--- Begin ---
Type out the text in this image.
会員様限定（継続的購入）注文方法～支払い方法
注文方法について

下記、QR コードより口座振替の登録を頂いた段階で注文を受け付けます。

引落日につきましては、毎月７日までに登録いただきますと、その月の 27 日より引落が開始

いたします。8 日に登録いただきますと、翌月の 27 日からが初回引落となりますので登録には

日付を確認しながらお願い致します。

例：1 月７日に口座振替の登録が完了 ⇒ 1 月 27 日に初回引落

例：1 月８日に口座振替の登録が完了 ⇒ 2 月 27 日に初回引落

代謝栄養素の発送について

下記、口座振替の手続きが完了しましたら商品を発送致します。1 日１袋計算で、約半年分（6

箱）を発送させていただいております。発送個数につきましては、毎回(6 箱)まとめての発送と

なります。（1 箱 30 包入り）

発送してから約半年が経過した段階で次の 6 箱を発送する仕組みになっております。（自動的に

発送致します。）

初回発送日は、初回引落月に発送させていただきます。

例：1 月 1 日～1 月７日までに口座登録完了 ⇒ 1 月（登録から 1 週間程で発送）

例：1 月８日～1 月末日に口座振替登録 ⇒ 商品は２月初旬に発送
--- End ---
Reproduce the whole listing word for word.

- Result of the task:
Type out the text in this image.
会員様限定（継続的購入）注文方法～支払い方法
注文方法について

下記、QR コードより口座振替の登録を頂いた段階で注文を受け付けます。

引落日につきましては、毎月７日までに登録いただきますと、その月の 27 日より引落が開始

いたします。8 日に登録いただきますと、翌月の 27 日からが初回引落となりますので登録には

日付を確認しながらお願い致します。

例：1 月７日に口座振替の登録が完了 ⇒ 1 月 27 日に初回引落

例：1 月８日に口座振替の登録が完了 ⇒ 2 月 27 日に初回引落

代謝栄養素の発送について

下記、口座振替の手続きが完了しましたら商品を発送致します。1 日１袋計算で、約半年分（6

箱）を発送させていただいております。発送個数につきましては、毎回(6 箱)まとめての発送と

なります。（1 箱 30 包入り）

発送してから約半年が経過した段階で次の 6 箱を発送する仕組みになっております。（自動的に

発送致します。）

初回発送日は、初回引落月に発送させていただきます。

例：1 月 1 日～1 月７日までに口座登録完了 ⇒ 1 月（登録から 1 週間程で発送）

例：1 月８日～1 月末日に口座振替登録 ⇒ 商品は２月初旬に発送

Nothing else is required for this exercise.